*STORED ROWS:*
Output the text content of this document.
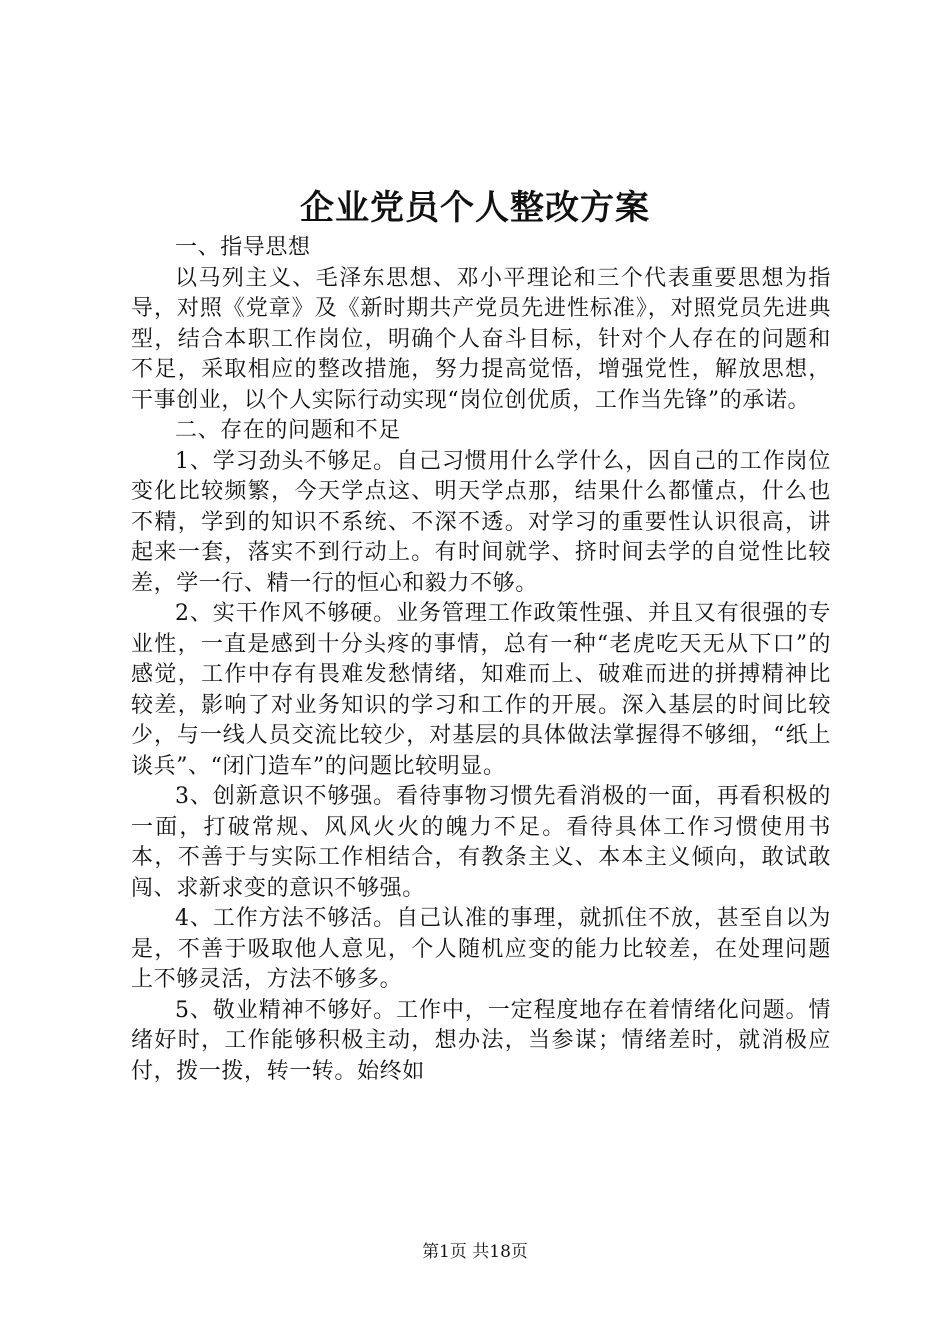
企业党员个人整改方案

一、指导思想

以马列主义、毛泽东思想、邓小平理论和三个代表重要思想为指导，对照《党章》及《新时期共产党员先进性标准》，对照党员先进典型，结合本职工作岗位，明确个人奋斗目标，针对个人存在的问题和不足，采取相应的整改措施，努力提高觉悟，增强党性，解放思想，干事创业，以个人实际行动实现“岗位创优质，工作当先锋”的承诺。

二、存在的问题和不足

1、学习劲头不够足。自己习惯用什么学什么，因自己的工作岗位变化比较频繁，今天学点这、明天学点那，结果什么都懂点，什么也不精，学到的知识不系统、不深不透。对学习的重要性认识很高，讲起来一套，落实不到行动上。有时间就学、挤时间去学的自觉性比较差，学一行、精一行的恒心和毅力不够。

2、实干作风不够硬。业务管理工作政策性强、并且又有很强的专业性，一直是感到十分头疼的事情，总有一种“老虎吃天无从下口”的感觉，工作中存有畏难发愁情绪，知难而上、破难而进的拼搏精神比较差，影响了对业务知识的学习和工作的开展。深入基层的时间比较少，与一线人员交流比较少，对基层的具体做法掌握得不够细，“纸上谈兵”、“闭门造车”的问题比较明显。

3、创新意识不够强。看待事物习惯先看消极的一面，再看积极的一面，打破常规、风风火火的魄力不足。看待具体工作习惯使用书本，不善于与实际工作相结合，有教条主义、本本主义倾向，敢试敢闯、求新求变的意识不够强。

4、工作方法不够活。自己认准的事理，就抓住不放，甚至自以为是，不善于吸取他人意见，个人随机应变的能力比较差，在处理问题上不够灵活，方法不够多。

5、敬业精神不够好。工作中，一定程度地存在着情绪化问题。情绪好时，工作能够积极主动，想办法，当参谋；情绪差时，就消极应付，拨一拨，转一转。始终如

第1页 共18页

*EXERCISE PROMPT:* Make an exact copy of the listing above. Do not include the pictures.

*THE COMPLETED TASK:*
Output the text content of this document.
企业党员个人整改方案

一、指导思想

以马列主义、毛泽东思想、邓小平理论和三个代表重要思想为指导，对照《党章》及《新时期共产党员先进性标准》，对照党员先进典型，结合本职工作岗位，明确个人奋斗目标，针对个人存在的问题和不足，采取相应的整改措施，努力提高觉悟，增强党性，解放思想，干事创业，以个人实际行动实现“岗位创优质，工作当先锋”的承诺。

二、存在的问题和不足

1、学习劲头不够足。自己习惯用什么学什么，因自己的工作岗位变化比较频繁，今天学点这、明天学点那，结果什么都懂点，什么也不精，学到的知识不系统、不深不透。对学习的重要性认识很高，讲起来一套，落实不到行动上。有时间就学、挤时间去学的自觉性比较差，学一行、精一行的恒心和毅力不够。

2、实干作风不够硬。业务管理工作政策性强、并且又有很强的专业性，一直是感到十分头疼的事情，总有一种“老虎吃天无从下口”的感觉，工作中存有畏难发愁情绪，知难而上、破难而进的拼搏精神比较差，影响了对业务知识的学习和工作的开展。深入基层的时间比较少，与一线人员交流比较少，对基层的具体做法掌握得不够细，“纸上谈兵”、“闭门造车”的问题比较明显。

3、创新意识不够强。看待事物习惯先看消极的一面，再看积极的一面，打破常规、风风火火的魄力不足。看待具体工作习惯使用书本，不善于与实际工作相结合，有教条主义、本本主义倾向，敢试敢闯、求新求变的意识不够强。

4、工作方法不够活。自己认准的事理，就抓住不放，甚至自以为是，不善于吸取他人意见，个人随机应变的能力比较差，在处理问题上不够灵活，方法不够多。

5、敬业精神不够好。工作中，一定程度地存在着情绪化问题。情绪好时，工作能够积极主动，想办法，当参谋；情绪差时，就消极应付，拨一拨，转一转。始终如

第1页 共18页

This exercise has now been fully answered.